Retype every entry exactly, character for character.
**********
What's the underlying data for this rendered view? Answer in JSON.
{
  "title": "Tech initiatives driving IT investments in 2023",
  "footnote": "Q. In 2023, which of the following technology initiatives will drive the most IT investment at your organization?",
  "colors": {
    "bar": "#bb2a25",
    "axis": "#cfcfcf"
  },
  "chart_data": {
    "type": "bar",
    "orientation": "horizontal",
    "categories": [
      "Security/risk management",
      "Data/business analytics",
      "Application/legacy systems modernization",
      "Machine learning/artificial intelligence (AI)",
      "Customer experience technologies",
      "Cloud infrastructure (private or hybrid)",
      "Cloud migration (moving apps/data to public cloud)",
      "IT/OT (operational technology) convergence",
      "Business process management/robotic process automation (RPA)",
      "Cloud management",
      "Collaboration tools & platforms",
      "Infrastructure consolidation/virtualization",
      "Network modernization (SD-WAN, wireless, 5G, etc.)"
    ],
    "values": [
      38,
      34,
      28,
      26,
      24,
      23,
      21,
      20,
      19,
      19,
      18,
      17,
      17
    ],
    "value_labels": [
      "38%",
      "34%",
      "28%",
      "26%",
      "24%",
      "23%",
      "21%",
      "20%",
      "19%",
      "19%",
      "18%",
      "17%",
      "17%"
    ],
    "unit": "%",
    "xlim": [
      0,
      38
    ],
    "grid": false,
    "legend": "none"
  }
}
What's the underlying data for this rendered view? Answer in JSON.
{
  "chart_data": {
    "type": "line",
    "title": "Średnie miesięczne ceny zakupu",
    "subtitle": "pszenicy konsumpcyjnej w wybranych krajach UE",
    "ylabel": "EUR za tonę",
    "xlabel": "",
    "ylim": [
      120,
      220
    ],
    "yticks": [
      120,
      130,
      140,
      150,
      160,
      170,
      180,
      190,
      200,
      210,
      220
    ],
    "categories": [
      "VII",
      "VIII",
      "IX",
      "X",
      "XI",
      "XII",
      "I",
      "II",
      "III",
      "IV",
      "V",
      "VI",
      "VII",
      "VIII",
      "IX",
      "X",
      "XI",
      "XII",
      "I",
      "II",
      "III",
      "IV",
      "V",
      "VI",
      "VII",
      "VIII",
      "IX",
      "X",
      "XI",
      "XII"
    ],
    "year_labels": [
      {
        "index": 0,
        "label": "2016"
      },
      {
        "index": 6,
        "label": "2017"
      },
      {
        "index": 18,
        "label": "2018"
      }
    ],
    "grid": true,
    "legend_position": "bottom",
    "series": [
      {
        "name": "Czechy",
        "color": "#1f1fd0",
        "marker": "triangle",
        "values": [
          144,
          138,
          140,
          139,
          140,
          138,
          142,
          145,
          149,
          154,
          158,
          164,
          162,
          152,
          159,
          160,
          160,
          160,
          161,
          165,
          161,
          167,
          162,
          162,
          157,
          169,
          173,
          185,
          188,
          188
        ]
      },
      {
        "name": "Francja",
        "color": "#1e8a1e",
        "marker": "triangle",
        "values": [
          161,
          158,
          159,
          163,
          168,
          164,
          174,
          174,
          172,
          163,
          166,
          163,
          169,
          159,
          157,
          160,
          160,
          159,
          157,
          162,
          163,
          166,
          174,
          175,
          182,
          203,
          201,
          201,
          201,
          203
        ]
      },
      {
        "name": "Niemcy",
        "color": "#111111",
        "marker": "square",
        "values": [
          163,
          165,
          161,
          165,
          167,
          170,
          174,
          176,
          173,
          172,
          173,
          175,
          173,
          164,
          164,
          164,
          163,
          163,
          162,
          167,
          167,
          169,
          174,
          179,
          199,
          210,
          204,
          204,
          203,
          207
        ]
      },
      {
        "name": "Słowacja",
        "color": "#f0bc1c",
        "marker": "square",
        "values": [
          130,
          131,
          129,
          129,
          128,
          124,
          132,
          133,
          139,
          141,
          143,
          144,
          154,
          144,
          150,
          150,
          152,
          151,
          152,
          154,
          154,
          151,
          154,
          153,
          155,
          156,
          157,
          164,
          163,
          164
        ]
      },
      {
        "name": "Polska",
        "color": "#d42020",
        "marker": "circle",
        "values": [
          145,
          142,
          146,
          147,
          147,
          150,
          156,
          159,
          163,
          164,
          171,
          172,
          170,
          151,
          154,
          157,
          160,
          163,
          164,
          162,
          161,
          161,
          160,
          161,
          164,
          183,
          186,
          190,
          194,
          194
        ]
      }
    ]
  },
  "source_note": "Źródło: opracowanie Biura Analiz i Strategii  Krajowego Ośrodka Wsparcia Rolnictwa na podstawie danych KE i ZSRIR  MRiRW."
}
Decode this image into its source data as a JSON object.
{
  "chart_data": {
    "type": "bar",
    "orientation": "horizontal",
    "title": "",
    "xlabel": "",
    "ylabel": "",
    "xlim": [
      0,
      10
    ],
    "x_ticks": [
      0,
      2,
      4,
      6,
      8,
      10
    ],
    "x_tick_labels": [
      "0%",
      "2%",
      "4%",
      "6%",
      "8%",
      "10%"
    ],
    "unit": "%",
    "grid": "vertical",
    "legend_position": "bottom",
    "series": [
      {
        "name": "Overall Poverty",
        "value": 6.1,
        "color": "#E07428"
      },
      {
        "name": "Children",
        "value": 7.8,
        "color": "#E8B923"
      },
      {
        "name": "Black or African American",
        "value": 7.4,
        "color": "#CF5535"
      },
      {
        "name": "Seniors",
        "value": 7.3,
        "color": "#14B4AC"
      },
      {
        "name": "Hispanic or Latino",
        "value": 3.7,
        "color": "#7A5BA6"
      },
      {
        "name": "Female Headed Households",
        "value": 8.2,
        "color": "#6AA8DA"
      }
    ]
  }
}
**********
## Answer to the problem:
What's the underlying data for this rendered view? Answer in JSON.
{
  "title": "Tech initiatives driving IT investments in 2023",
  "footnote": "Q. In 2023, which of the following technology initiatives will drive the most IT investment at your organization?",
  "colors": {
    "bar": "#bb2a25",
    "axis": "#cfcfcf"
  },
  "chart_data": {
    "type": "bar",
    "orientation": "horizontal",
    "categories": [
      "Security/risk management",
      "Data/business analytics",
      "Application/legacy systems modernization",
      "Machine learning/artificial intelligence (AI)",
      "Customer experience technologies",
      "Cloud infrastructure (private or hybrid)",
      "Cloud migration (moving apps/data to public cloud)",
      "IT/OT (operational technology) convergence",
      "Business process management/robotic process automation (RPA)",
      "Cloud management",
      "Collaboration tools & platforms",
      "Infrastructure consolidation/virtualization",
      "Network modernization (SD-WAN, wireless, 5G, etc.)"
    ],
    "values": [
      38,
      34,
      28,
      26,
      24,
      23,
      21,
      20,
      19,
      19,
      18,
      17,
      17
    ],
    "value_labels": [
      "38%",
      "34%",
      "28%",
      "26%",
      "24%",
      "23%",
      "21%",
      "20%",
      "19%",
      "19%",
      "18%",
      "17%",
      "17%"
    ],
    "unit": "%",
    "xlim": [
      0,
      38
    ],
    "grid": false,
    "legend": "none"
  }
}
What's the underlying data for this rendered view? Answer in JSON.
{
  "chart_data": {
    "type": "line",
    "title": "Średnie miesięczne ceny zakupu",
    "subtitle": "pszenicy konsumpcyjnej w wybranych krajach UE",
    "ylabel": "EUR za tonę",
    "xlabel": "",
    "ylim": [
      120,
      220
    ],
    "yticks": [
      120,
      130,
      140,
      150,
      160,
      170,
      180,
      190,
      200,
      210,
      220
    ],
    "categories": [
      "VII",
      "VIII",
      "IX",
      "X",
      "XI",
      "XII",
      "I",
      "II",
      "III",
      "IV",
      "V",
      "VI",
      "VII",
      "VIII",
      "IX",
      "X",
      "XI",
      "XII",
      "I",
      "II",
      "III",
      "IV",
      "V",
      "VI",
      "VII",
      "VIII",
      "IX",
      "X",
      "XI",
      "XII"
    ],
    "year_labels": [
      {
        "index": 0,
        "label": "2016"
      },
      {
        "index": 6,
        "label": "2017"
      },
      {
        "index": 18,
        "label": "2018"
      }
    ],
    "grid": true,
    "legend_position": "bottom",
    "series": [
      {
        "name": "Czechy",
        "color": "#1f1fd0",
        "marker": "triangle",
        "values": [
          144,
          138,
          140,
          139,
          140,
          138,
          142,
          145,
          149,
          154,
          158,
          164,
          162,
          152,
          159,
          160,
          160,
          160,
          161,
          165,
          161,
          167,
          162,
          162,
          157,
          169,
          173,
          185,
          188,
          188
        ]
      },
      {
        "name": "Francja",
        "color": "#1e8a1e",
        "marker": "triangle",
        "values": [
          161,
          158,
          159,
          163,
          168,
          164,
          174,
          174,
          172,
          163,
          166,
          163,
          169,
          159,
          157,
          160,
          160,
          159,
          157,
          162,
          163,
          166,
          174,
          175,
          182,
          203,
          201,
          201,
          201,
          203
        ]
      },
      {
        "name": "Niemcy",
        "color": "#111111",
        "marker": "square",
        "values": [
          163,
          165,
          161,
          165,
          167,
          170,
          174,
          176,
          173,
          172,
          173,
          175,
          173,
          164,
          164,
          164,
          163,
          163,
          162,
          167,
          167,
          169,
          174,
          179,
          199,
          210,
          204,
          204,
          203,
          207
        ]
      },
      {
        "name": "Słowacja",
        "color": "#f0bc1c",
        "marker": "square",
        "values": [
          130,
          131,
          129,
          129,
          128,
          124,
          132,
          133,
          139,
          141,
          143,
          144,
          154,
          144,
          150,
          150,
          152,
          151,
          152,
          154,
          154,
          151,
          154,
          153,
          155,
          156,
          157,
          164,
          163,
          164
        ]
      },
      {
        "name": "Polska",
        "color": "#d42020",
        "marker": "circle",
        "values": [
          145,
          142,
          146,
          147,
          147,
          150,
          156,
          159,
          163,
          164,
          171,
          172,
          170,
          151,
          154,
          157,
          160,
          163,
          164,
          162,
          161,
          161,
          160,
          161,
          164,
          183,
          186,
          190,
          194,
          194
        ]
      }
    ]
  },
  "source_note": "Źródło: opracowanie Biura Analiz i Strategii  Krajowego Ośrodka Wsparcia Rolnictwa na podstawie danych KE i ZSRIR  MRiRW."
}
Decode this image into its source data as a JSON object.
{
  "chart_data": {
    "type": "bar",
    "orientation": "horizontal",
    "title": "",
    "xlabel": "",
    "ylabel": "",
    "xlim": [
      0,
      10
    ],
    "x_ticks": [
      0,
      2,
      4,
      6,
      8,
      10
    ],
    "x_tick_labels": [
      "0%",
      "2%",
      "4%",
      "6%",
      "8%",
      "10%"
    ],
    "unit": "%",
    "grid": "vertical",
    "legend_position": "bottom",
    "series": [
      {
        "name": "Overall Poverty",
        "value": 6.1,
        "color": "#E07428"
      },
      {
        "name": "Children",
        "value": 7.8,
        "color": "#E8B923"
      },
      {
        "name": "Black or African American",
        "value": 7.4,
        "color": "#CF5535"
      },
      {
        "name": "Seniors",
        "value": 7.3,
        "color": "#14B4AC"
      },
      {
        "name": "Hispanic or Latino",
        "value": 3.7,
        "color": "#7A5BA6"
      },
      {
        "name": "Female Headed Households",
        "value": 8.2,
        "color": "#6AA8DA"
      }
    ]
  }
}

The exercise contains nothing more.